═════ Quoted text

As President-elect Joe Biden announces the first of his cabinet picks, the face of his administration is slowly beginning to take shape.
In the role of treasury secretary, Biden has said he will nominate former Federal Reserve chair Janet Yellen.
Yellen is an established figure in Washington, DC., having served not only as chair of the Federal Reserve during the Obama administration, but also in a number of positions in the Clinton administration.
Choosing Yellen would have immediate implications for a number of topics, most notably regarding the kind of economic stimulus that will be pursued following Biden’s inauguration in January and the path Biden’s administration will take toward economic recovery.
But Yellen’s name has implications elsewhere, particularly with regard to relations with China.
As treasury secretary, Yellen would be a central figure in negotiating the aftermath of four years of increasingly hostile political and economic relations between the United States and China and will also be a central figure in the negotiation of any future trade deals or levied sanctions.
TMS explains what Treasury Secretary Janet Yellen would mean for US relations with China.
Background
In 1994, Yellen was one of the first Democratic nominees to serve on the Federal Reserve Board as a “governor,” helping to set monetary policy for Reserve Banks and regulate financial institutions in the country.
In 1997, Yellen was appointed to President Clinton’s Council of Economic Advisers.
Yellen returned to the government with the election of President Barack Obama in 2008. In 2010, she was nominated as vice chair of the Federal Reserve. Following the retirement of Chairman Ben Bernanke in 2014, Yellen was appointed as the new chair – the first woman to hold that position.
Yellen has been a critic of Trump-era fiscal policies, including criticizing the Trump tax cuts for increasing the federal deficit. She has also been a vocal supporter of public entitlement programs and increasing tax revenue.

══════════
═════ Listed entries

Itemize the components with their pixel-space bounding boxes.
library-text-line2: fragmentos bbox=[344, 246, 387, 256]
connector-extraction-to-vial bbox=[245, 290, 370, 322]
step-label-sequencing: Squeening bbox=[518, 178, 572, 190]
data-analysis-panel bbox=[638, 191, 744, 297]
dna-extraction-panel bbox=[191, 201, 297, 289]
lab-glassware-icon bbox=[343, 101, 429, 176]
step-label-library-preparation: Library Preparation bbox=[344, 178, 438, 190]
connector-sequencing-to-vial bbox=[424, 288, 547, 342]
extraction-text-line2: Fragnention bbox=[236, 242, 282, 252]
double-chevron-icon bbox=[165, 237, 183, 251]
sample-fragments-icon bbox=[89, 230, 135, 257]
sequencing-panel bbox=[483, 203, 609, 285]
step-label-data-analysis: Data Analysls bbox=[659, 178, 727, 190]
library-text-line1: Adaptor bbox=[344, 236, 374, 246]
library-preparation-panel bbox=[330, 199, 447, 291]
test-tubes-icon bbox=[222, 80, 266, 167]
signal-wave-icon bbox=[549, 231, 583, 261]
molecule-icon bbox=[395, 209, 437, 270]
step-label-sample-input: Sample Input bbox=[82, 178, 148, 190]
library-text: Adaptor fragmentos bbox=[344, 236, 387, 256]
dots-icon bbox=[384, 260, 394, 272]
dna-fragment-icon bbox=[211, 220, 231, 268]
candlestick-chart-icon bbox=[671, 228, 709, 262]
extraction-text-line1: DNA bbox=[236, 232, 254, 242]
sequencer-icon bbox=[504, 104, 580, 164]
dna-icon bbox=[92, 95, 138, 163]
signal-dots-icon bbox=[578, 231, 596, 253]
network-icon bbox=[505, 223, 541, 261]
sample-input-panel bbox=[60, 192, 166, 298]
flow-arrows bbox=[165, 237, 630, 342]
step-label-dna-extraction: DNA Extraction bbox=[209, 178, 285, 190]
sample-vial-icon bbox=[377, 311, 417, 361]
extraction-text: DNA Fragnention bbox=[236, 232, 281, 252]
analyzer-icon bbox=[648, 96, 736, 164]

══════════

Rewrite the text on Janet Yellen starting at "In 1997, Yellen" and ending at "increasing tax revenue.", substituting "departure" for "retirement". The rows have no connection to the text.

In 1997, Yellen was appointed to President Clinton’s Council of Economic Advisers.
Yellen returned to the government with the election of President Barack Obama in 2008. In 2010, she was nominated as vice chair of the Federal Reserve. Following the departure of Chairman Ben Bernanke in 2014, Yellen was appointed as the new chair – the first woman to hold that position.
Yellen has been a critic of Trump-era fiscal policies, including criticizing the Trump tax cuts for increasing the federal deficit. She has also been a vocal supporter of public entitlement programs and increasing tax revenue.